### GOALS:
• A. Answer these questions about the GTO interior thread:
(i) What does 58mark say he has that makes a no-drinks rule unrealistic?
(ii) What does 68greengoat say his car has in common with the one 58mark admires?
(iii) Which part of the interior does Indecision want to modify, and which part does Indecision want to leave alone?
• B. Edit the GTO interior thread, beginning at the words "Don't like the" and stopping after "same floor mats....", so that "Aqua" becomes "red".

### EXCERPT PROVIDED:
____________

Yeah, I guess I should be worried about things other than a cupholder, but it is or a daily driver...


----------



## Rukee (Feb 8, 2007)

No food or drink allowed in my GTO!!!:shutme


----------



## 58mark (Sep 28, 2010)

Rukee said:


> No food or drink allowed in my GTO!!!:shutme


oh sure, if I was talking about a show quality GTO, I'd be right there with you. This is Lemans Daily driver, and I have a wife and two kids. No drinks isn't realistic...

I found a couplke of interesting pages about modding A-bodies this way... see what you all think
Picasa Web Albums - Rok - Chevelle inte...

http://www.chevelles.com/forums/showthread.php?t=236229&page=2


----------



## 58mark (Sep 28, 2010)

OH my...

Hate the painted rear bumper

Don't like the Aqua..

but WOW, do I love that interior

Chuck Hamly's '70 Pontiac GTO - Popular Hot Rodding Magazine


----------



## 68greengoat (Sep 15, 2005)

I'm right there with ya. I like the interior too. The only thing my car has in common with that one is, we have the same floor mats....


----------



## Indecision (Oct 24, 2010)

58mark said:


> OH my...
> 
> Hate the painted rear bumper
> 
> ...


I have to disagree with you on that one... I do like some aspects on it, but it looks too much like a Cavalier or something with Dakota Digital Gauges.

If I had my way, my interior would almost be a recreation of this interior, though I just want to modify the dash, not the center console too.

http://image.highperformancepontiac.com/f/27375925/hppp_1003_10_z+1967_pontiac_gto+dash_pad.jpg

http://www.highperformancepontiac.com/features/hppp_1003_1967_pontiac_gto/photo_08.html


----------



## 58mark (Sep 28, 2010)

ok.. just my opinion.. take it for what it's worth

The dash has an old school vibe, and the door panels are rather ugly, but the seats and console are modern... I think the first car does a better job of tying together the resto mod look, giving you the feeling of a modern cockpit.

That being said, if I saw that car at a car show, my jaw would certainly drop out of respect.


----------



## Indecision (Oct 24, 2010)

I wasn't trying to insult you, just disagreeing. I agree the door panels suck on the car I posted, but I like how the center console and seats look and how the dash is modern with the carbon, gauges, and vents, but have an old feel. It's like a happy medium.


----------



## 58mark (Sep 28, 2010)

No disrespect intended either at your opinon....


----------

____________

Coordinate annotation records

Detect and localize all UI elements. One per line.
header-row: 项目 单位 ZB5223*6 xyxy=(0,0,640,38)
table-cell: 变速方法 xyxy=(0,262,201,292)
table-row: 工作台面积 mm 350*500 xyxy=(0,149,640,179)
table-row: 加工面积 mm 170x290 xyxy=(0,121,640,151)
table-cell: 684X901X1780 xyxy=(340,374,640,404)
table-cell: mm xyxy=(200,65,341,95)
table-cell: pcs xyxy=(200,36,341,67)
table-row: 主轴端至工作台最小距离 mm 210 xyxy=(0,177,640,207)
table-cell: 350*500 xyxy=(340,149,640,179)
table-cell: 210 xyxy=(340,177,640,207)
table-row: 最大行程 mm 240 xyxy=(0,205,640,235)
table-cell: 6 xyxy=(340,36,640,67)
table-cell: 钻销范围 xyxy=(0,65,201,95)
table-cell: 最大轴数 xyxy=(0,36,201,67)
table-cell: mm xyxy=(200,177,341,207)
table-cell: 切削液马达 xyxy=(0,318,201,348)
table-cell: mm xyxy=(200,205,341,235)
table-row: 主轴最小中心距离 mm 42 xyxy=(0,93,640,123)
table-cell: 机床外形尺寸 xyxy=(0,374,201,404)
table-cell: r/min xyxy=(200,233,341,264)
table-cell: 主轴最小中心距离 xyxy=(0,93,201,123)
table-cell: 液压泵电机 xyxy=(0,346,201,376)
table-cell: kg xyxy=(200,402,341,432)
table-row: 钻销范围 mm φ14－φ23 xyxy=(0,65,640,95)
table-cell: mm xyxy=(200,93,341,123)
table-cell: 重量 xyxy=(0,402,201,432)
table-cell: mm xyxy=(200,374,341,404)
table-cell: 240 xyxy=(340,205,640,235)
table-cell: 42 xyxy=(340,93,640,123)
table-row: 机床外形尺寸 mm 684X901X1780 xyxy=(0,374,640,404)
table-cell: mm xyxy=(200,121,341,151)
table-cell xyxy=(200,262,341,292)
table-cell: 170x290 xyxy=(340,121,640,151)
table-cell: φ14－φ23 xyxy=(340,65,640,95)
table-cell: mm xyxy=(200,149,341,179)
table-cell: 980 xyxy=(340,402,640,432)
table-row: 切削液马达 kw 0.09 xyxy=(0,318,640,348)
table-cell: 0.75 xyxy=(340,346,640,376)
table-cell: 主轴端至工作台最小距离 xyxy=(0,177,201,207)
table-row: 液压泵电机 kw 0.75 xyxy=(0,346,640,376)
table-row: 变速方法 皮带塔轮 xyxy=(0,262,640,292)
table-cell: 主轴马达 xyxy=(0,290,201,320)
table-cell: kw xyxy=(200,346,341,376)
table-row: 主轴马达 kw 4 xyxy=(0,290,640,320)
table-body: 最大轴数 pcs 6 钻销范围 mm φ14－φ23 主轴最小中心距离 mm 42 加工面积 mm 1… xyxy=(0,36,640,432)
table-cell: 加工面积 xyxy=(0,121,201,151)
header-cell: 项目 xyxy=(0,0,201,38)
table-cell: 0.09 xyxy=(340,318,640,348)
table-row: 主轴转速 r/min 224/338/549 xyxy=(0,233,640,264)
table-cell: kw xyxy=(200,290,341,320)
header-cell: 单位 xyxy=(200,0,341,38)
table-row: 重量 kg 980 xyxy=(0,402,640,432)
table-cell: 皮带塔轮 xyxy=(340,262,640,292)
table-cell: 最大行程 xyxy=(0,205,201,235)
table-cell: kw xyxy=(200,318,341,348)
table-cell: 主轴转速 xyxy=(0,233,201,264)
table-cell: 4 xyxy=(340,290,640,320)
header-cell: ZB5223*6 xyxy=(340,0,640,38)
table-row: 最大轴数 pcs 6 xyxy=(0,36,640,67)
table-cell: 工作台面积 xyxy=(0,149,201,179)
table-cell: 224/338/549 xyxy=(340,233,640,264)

____________

### RESULTS FOR EACH TASK:
• A.
(i) A wife and two kids.
(ii) The same floor mats.
(iii) Indecision wants to modify the dash and leave the center console alone.

• B.
Don't like the red..

but WOW, do I love that interior

Chuck Hamly's '70 Pontiac GTO - Popular Hot Rodding Magazine


----------



## 68greengoat (Sep 15, 2005)

I'm right there with ya. I like the interior too. The only thing my car has in common with that one is, we have the same floor mats....